Records:
▬▬▬▬▬▬▬▬▬▬

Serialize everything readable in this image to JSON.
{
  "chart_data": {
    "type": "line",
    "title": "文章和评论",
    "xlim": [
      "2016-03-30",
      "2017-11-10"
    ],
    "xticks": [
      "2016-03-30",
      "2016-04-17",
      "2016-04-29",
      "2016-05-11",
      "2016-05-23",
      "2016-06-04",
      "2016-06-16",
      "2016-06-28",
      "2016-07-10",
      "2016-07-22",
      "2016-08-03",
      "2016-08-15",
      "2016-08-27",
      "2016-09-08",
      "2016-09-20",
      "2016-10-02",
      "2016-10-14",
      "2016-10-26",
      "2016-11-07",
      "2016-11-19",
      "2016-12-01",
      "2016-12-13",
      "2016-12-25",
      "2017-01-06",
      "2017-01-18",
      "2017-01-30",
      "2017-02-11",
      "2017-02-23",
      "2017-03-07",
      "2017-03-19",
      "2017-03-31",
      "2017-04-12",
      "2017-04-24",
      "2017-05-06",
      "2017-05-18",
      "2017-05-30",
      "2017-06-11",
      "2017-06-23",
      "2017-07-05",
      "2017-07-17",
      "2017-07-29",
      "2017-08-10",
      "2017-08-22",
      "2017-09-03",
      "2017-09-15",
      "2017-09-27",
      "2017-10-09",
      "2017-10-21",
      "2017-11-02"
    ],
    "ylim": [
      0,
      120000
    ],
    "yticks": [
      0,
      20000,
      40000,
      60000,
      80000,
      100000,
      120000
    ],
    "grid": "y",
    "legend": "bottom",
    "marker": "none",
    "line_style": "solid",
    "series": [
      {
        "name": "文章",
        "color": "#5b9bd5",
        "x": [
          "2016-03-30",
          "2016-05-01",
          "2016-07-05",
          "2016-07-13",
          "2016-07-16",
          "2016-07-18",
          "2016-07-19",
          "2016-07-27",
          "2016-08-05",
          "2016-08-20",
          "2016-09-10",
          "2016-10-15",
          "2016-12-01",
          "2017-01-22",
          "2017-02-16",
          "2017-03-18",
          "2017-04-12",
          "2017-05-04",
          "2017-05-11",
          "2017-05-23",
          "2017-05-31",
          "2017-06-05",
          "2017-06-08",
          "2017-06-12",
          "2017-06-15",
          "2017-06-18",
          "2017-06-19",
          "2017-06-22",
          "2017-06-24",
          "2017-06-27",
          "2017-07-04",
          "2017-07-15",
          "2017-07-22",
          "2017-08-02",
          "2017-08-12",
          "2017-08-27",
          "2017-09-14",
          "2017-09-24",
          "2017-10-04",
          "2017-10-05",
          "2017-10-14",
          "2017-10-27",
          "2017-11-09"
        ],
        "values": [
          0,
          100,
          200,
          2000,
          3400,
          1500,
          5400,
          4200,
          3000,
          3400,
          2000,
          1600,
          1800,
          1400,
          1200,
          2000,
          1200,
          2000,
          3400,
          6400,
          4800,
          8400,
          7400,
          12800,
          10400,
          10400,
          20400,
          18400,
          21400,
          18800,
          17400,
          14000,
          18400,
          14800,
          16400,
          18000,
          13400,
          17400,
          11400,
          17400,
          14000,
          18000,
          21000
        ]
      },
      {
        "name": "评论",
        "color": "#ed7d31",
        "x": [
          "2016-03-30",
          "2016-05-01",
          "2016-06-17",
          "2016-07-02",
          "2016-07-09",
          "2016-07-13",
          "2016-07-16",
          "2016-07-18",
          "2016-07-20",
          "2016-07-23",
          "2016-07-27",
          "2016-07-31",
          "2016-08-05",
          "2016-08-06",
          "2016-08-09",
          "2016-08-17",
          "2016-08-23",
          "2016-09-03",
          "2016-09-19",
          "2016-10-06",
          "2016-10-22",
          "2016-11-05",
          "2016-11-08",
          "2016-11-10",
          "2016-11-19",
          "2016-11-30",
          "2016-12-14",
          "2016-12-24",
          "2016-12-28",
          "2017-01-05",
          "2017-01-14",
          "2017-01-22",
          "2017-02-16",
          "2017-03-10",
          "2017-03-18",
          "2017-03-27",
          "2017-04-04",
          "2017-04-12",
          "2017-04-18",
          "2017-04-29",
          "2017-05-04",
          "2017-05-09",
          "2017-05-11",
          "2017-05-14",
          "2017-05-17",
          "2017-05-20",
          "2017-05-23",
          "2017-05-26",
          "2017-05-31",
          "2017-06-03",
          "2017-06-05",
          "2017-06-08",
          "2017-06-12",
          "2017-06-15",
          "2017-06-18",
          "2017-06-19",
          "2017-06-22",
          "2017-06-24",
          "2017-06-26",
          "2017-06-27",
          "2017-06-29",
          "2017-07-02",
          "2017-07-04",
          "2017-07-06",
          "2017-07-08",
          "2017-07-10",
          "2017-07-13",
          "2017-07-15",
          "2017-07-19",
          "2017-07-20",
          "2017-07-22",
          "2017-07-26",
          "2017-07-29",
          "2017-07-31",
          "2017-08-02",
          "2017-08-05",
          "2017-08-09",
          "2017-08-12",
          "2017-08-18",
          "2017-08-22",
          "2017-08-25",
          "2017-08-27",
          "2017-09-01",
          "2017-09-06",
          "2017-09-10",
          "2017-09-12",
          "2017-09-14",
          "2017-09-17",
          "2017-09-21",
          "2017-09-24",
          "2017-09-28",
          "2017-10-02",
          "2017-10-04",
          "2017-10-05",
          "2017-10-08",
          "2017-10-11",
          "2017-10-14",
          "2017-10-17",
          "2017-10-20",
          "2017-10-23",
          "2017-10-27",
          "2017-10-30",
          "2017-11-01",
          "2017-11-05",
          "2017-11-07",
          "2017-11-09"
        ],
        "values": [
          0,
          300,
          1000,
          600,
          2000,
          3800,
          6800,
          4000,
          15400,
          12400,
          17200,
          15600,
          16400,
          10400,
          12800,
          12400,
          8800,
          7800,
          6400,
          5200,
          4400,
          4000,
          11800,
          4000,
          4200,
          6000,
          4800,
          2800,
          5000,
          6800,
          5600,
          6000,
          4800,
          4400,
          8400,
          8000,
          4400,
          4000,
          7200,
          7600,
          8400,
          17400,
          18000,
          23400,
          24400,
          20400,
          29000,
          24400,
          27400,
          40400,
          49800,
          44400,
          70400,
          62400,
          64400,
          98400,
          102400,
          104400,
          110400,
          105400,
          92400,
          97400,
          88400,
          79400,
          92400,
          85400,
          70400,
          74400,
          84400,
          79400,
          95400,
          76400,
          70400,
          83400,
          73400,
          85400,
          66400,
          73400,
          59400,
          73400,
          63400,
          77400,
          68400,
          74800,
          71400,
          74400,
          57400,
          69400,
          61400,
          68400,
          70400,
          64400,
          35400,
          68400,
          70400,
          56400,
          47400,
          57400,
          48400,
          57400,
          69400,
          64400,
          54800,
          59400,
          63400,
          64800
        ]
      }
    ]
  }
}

▬▬▬▬▬▬▬▬▬▬

WHAT IS REQUIRED » Write the material out again word for word.

OUTPUT FOR THIS EXERCISE »
Serialize everything readable in this image to JSON.
{
  "chart_data": {
    "type": "line",
    "title": "文章和评论",
    "xlim": [
      "2016-03-30",
      "2017-11-10"
    ],
    "xticks": [
      "2016-03-30",
      "2016-04-17",
      "2016-04-29",
      "2016-05-11",
      "2016-05-23",
      "2016-06-04",
      "2016-06-16",
      "2016-06-28",
      "2016-07-10",
      "2016-07-22",
      "2016-08-03",
      "2016-08-15",
      "2016-08-27",
      "2016-09-08",
      "2016-09-20",
      "2016-10-02",
      "2016-10-14",
      "2016-10-26",
      "2016-11-07",
      "2016-11-19",
      "2016-12-01",
      "2016-12-13",
      "2016-12-25",
      "2017-01-06",
      "2017-01-18",
      "2017-01-30",
      "2017-02-11",
      "2017-02-23",
      "2017-03-07",
      "2017-03-19",
      "2017-03-31",
      "2017-04-12",
      "2017-04-24",
      "2017-05-06",
      "2017-05-18",
      "2017-05-30",
      "2017-06-11",
      "2017-06-23",
      "2017-07-05",
      "2017-07-17",
      "2017-07-29",
      "2017-08-10",
      "2017-08-22",
      "2017-09-03",
      "2017-09-15",
      "2017-09-27",
      "2017-10-09",
      "2017-10-21",
      "2017-11-02"
    ],
    "ylim": [
      0,
      120000
    ],
    "yticks": [
      0,
      20000,
      40000,
      60000,
      80000,
      100000,
      120000
    ],
    "grid": "y",
    "legend": "bottom",
    "marker": "none",
    "line_style": "solid",
    "series": [
      {
        "name": "文章",
        "color": "#5b9bd5",
        "x": [
          "2016-03-30",
          "2016-05-01",
          "2016-07-05",
          "2016-07-13",
          "2016-07-16",
          "2016-07-18",
          "2016-07-19",
          "2016-07-27",
          "2016-08-05",
          "2016-08-20",
          "2016-09-10",
          "2016-10-15",
          "2016-12-01",
          "2017-01-22",
          "2017-02-16",
          "2017-03-18",
          "2017-04-12",
          "2017-05-04",
          "2017-05-11",
          "2017-05-23",
          "2017-05-31",
          "2017-06-05",
          "2017-06-08",
          "2017-06-12",
          "2017-06-15",
          "2017-06-18",
          "2017-06-19",
          "2017-06-22",
          "2017-06-24",
          "2017-06-27",
          "2017-07-04",
          "2017-07-15",
          "2017-07-22",
          "2017-08-02",
          "2017-08-12",
          "2017-08-27",
          "2017-09-14",
          "2017-09-24",
          "2017-10-04",
          "2017-10-05",
          "2017-10-14",
          "2017-10-27",
          "2017-11-09"
        ],
        "values": [
          0,
          100,
          200,
          2000,
          3400,
          1500,
          5400,
          4200,
          3000,
          3400,
          2000,
          1600,
          1800,
          1400,
          1200,
          2000,
          1200,
          2000,
          3400,
          6400,
          4800,
          8400,
          7400,
          12800,
          10400,
          10400,
          20400,
          18400,
          21400,
          18800,
          17400,
          14000,
          18400,
          14800,
          16400,
          18000,
          13400,
          17400,
          11400,
          17400,
          14000,
          18000,
          21000
        ]
      },
      {
        "name": "评论",
        "color": "#ed7d31",
        "x": [
          "2016-03-30",
          "2016-05-01",
          "2016-06-17",
          "2016-07-02",
          "2016-07-09",
          "2016-07-13",
          "2016-07-16",
          "2016-07-18",
          "2016-07-20",
          "2016-07-23",
          "2016-07-27",
          "2016-07-31",
          "2016-08-05",
          "2016-08-06",
          "2016-08-09",
          "2016-08-17",
          "2016-08-23",
          "2016-09-03",
          "2016-09-19",
          "2016-10-06",
          "2016-10-22",
          "2016-11-05",
          "2016-11-08",
          "2016-11-10",
          "2016-11-19",
          "2016-11-30",
          "2016-12-14",
          "2016-12-24",
          "2016-12-28",
          "2017-01-05",
          "2017-01-14",
          "2017-01-22",
          "2017-02-16",
          "2017-03-10",
          "2017-03-18",
          "2017-03-27",
          "2017-04-04",
          "2017-04-12",
          "2017-04-18",
          "2017-04-29",
          "2017-05-04",
          "2017-05-09",
          "2017-05-11",
          "2017-05-14",
          "2017-05-17",
          "2017-05-20",
          "2017-05-23",
          "2017-05-26",
          "2017-05-31",
          "2017-06-03",
          "2017-06-05",
          "2017-06-08",
          "2017-06-12",
          "2017-06-15",
          "2017-06-18",
          "2017-06-19",
          "2017-06-22",
          "2017-06-24",
          "2017-06-26",
          "2017-06-27",
          "2017-06-29",
          "2017-07-02",
          "2017-07-04",
          "2017-07-06",
          "2017-07-08",
          "2017-07-10",
          "2017-07-13",
          "2017-07-15",
          "2017-07-19",
          "2017-07-20",
          "2017-07-22",
          "2017-07-26",
          "2017-07-29",
          "2017-07-31",
          "2017-08-02",
          "2017-08-05",
          "2017-08-09",
          "2017-08-12",
          "2017-08-18",
          "2017-08-22",
          "2017-08-25",
          "2017-08-27",
          "2017-09-01",
          "2017-09-06",
          "2017-09-10",
          "2017-09-12",
          "2017-09-14",
          "2017-09-17",
          "2017-09-21",
          "2017-09-24",
          "2017-09-28",
          "2017-10-02",
          "2017-10-04",
          "2017-10-05",
          "2017-10-08",
          "2017-10-11",
          "2017-10-14",
          "2017-10-17",
          "2017-10-20",
          "2017-10-23",
          "2017-10-27",
          "2017-10-30",
          "2017-11-01",
          "2017-11-05",
          "2017-11-07",
          "2017-11-09"
        ],
        "values": [
          0,
          300,
          1000,
          600,
          2000,
          3800,
          6800,
          4000,
          15400,
          12400,
          17200,
          15600,
          16400,
          10400,
          12800,
          12400,
          8800,
          7800,
          6400,
          5200,
          4400,
          4000,
          11800,
          4000,
          4200,
          6000,
          4800,
          2800,
          5000,
          6800,
          5600,
          6000,
          4800,
          4400,
          8400,
          8000,
          4400,
          4000,
          7200,
          7600,
          8400,
          17400,
          18000,
          23400,
          24400,
          20400,
          29000,
          24400,
          27400,
          40400,
          49800,
          44400,
          70400,
          62400,
          64400,
          98400,
          102400,
          104400,
          110400,
          105400,
          92400,
          97400,
          88400,
          79400,
          92400,
          85400,
          70400,
          74400,
          84400,
          79400,
          95400,
          76400,
          70400,
          83400,
          73400,
          85400,
          66400,
          73400,
          59400,
          73400,
          63400,
          77400,
          68400,
          74800,
          71400,
          74400,
          57400,
          69400,
          61400,
          68400,
          70400,
          64400,
          35400,
          68400,
          70400,
          56400,
          47400,
          57400,
          48400,
          57400,
          69400,
          64400,
          54800,
          59400,
          63400,
          64800
        ]
      }
    ]
  }
}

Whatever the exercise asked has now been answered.